The records:
☆ ☆ ☆
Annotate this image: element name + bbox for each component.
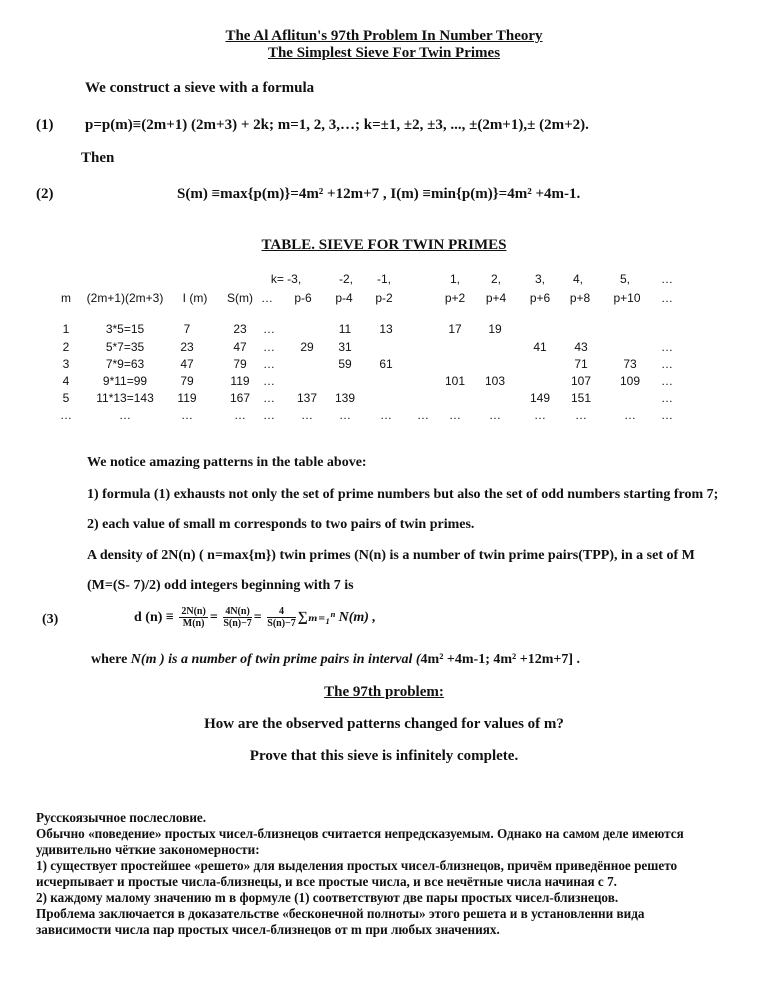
☆ ☆ ☆
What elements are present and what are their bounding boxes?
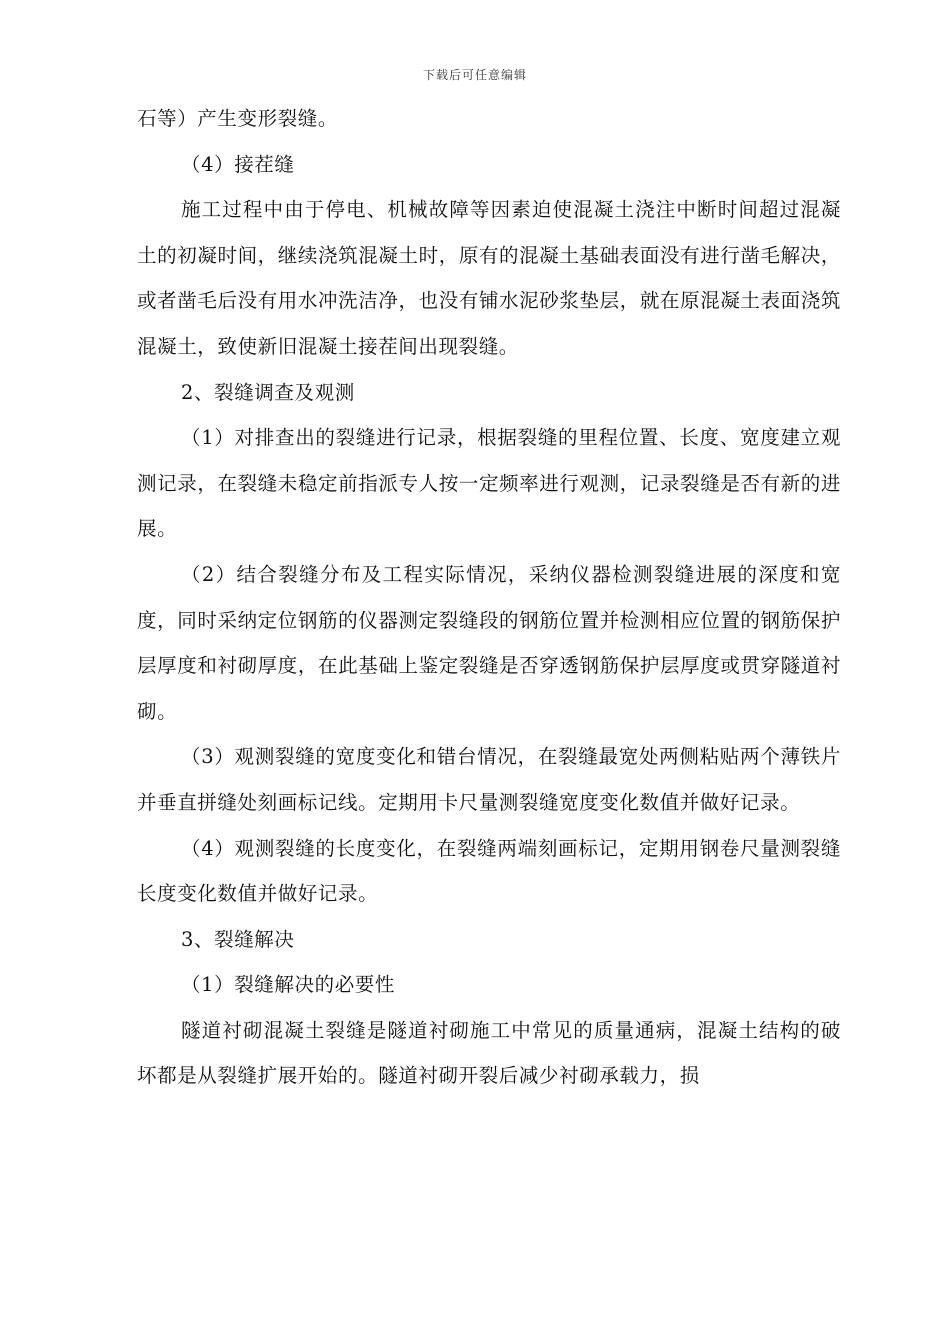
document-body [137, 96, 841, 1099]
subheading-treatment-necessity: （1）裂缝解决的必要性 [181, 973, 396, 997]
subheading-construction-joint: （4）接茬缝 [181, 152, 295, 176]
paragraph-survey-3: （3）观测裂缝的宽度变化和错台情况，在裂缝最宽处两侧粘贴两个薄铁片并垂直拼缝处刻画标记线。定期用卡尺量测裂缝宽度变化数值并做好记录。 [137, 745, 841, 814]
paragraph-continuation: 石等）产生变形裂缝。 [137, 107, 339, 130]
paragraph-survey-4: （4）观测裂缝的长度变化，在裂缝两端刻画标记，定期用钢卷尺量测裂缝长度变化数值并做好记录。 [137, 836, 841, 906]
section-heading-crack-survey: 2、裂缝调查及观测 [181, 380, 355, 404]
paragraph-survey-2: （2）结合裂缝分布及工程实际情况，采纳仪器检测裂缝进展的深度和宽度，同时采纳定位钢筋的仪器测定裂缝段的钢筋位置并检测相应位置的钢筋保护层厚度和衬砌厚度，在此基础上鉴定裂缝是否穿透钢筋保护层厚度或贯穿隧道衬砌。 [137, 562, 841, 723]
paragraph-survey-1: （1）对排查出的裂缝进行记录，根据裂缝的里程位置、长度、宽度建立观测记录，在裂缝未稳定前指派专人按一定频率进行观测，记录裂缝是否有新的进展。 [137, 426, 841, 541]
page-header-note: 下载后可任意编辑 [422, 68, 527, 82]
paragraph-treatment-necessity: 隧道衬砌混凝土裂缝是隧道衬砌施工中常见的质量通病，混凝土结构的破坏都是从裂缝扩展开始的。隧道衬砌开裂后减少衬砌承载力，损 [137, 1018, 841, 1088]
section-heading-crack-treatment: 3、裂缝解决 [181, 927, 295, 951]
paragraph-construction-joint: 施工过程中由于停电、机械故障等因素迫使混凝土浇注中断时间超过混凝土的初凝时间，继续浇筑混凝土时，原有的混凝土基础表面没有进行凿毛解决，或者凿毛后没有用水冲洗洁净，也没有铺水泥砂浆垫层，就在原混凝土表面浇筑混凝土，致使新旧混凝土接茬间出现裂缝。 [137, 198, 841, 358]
☆ ☆ ☆
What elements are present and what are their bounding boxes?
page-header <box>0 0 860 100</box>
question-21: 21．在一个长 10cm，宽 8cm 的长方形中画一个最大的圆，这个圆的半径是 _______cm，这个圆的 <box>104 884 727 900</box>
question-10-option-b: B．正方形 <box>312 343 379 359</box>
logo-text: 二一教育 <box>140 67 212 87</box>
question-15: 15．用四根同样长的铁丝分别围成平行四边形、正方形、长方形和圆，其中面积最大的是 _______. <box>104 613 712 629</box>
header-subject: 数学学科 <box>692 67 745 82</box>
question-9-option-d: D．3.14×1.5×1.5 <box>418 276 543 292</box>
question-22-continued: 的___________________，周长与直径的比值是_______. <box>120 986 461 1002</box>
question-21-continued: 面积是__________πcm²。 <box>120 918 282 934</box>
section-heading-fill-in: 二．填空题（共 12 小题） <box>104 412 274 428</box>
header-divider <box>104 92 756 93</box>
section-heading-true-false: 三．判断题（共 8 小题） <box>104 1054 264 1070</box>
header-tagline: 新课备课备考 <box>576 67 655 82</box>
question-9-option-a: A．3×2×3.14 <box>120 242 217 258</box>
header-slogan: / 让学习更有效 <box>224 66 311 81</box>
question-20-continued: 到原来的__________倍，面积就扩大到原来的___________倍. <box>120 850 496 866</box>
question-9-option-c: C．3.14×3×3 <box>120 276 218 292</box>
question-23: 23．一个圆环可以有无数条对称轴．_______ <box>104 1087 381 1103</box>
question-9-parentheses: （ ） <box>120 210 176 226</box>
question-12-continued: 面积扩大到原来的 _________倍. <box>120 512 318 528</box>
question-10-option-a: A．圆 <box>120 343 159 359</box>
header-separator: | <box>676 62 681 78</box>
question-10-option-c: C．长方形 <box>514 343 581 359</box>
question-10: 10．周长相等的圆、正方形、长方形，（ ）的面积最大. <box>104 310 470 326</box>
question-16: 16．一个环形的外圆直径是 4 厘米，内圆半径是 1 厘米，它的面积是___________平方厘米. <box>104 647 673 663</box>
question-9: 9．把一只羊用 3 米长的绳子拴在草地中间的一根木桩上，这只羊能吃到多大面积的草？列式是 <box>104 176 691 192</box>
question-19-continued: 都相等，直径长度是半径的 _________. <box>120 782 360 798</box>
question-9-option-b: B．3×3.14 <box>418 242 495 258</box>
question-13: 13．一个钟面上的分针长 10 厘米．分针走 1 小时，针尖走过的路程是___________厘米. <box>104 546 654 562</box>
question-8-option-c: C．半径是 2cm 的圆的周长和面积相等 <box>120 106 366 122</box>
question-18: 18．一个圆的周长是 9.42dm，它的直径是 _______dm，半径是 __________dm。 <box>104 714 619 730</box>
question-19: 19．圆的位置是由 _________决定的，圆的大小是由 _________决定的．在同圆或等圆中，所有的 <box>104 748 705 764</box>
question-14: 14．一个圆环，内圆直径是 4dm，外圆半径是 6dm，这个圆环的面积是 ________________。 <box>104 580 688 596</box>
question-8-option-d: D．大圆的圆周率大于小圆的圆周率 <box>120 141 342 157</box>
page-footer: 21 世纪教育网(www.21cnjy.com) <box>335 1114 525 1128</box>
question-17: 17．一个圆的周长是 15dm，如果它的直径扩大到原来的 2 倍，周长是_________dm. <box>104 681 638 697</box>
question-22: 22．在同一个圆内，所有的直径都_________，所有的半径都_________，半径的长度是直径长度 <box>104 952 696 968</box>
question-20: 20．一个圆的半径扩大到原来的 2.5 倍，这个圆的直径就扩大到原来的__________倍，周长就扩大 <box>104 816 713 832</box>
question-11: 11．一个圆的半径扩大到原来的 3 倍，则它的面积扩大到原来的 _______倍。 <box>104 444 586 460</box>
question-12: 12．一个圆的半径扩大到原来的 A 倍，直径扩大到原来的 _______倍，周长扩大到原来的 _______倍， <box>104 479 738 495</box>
☆ ☆ ☆
What is being asked: Gather every line of the material above that contains the string "header", and copy each of those lines in full.

Solved problem:
page-header-note: 下载后可任意编辑 [422, 68, 527, 82]
page-header <box>0 0 860 100</box>
header-subject: 数学学科 <box>692 67 745 82</box>
header-divider <box>104 92 756 93</box>
header-tagline: 新课备课备考 <box>576 67 655 82</box>
header-slogan: / 让学习更有效 <box>224 66 311 81</box>
header-separator: | <box>676 62 681 78</box>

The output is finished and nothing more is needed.